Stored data
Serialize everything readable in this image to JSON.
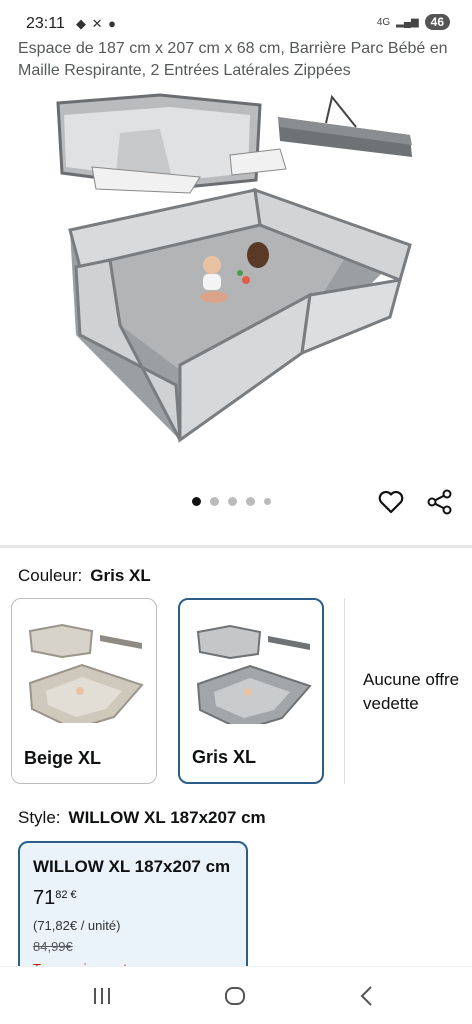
{
  "status": {
    "time": "23:11",
    "network": "4G",
    "battery": "46"
  },
  "product": {
    "title": "Espace de 187 cm x 207 cm x 68 cm, Barrière Parc Bébé en Maille Respirante, 2 Entrées Latérales Zippées"
  },
  "gallery": {
    "image_count": 5,
    "active_index": 0
  },
  "color": {
    "label": "Couleur:",
    "selected": "Gris XL",
    "options": [
      {
        "name": "Beige XL",
        "tone": "#cfc8bd"
      },
      {
        "name": "Gris XL",
        "tone": "#9a9c9e"
      }
    ],
    "no_offer": "Aucune offre vedette"
  },
  "style": {
    "label": "Style:",
    "selected": "WILLOW XL 187x207 cm",
    "card": {
      "name": "WILLOW XL 187x207 cm",
      "price_whole": "71",
      "price_cents": "82 €",
      "unit_price": "(71,82€ / unité)",
      "old_price": "84,99€",
      "promo": "Temporairement en..."
    }
  },
  "colors": {
    "accent": "#2b5f8a",
    "promo": "#b12704"
  }
}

Task brief
Copy all lines from the material that hold "name".

Response to this task
        "name": "Beige XL",
        "name": "Gris XL",
      "name": "WILLOW XL 187x207 cm",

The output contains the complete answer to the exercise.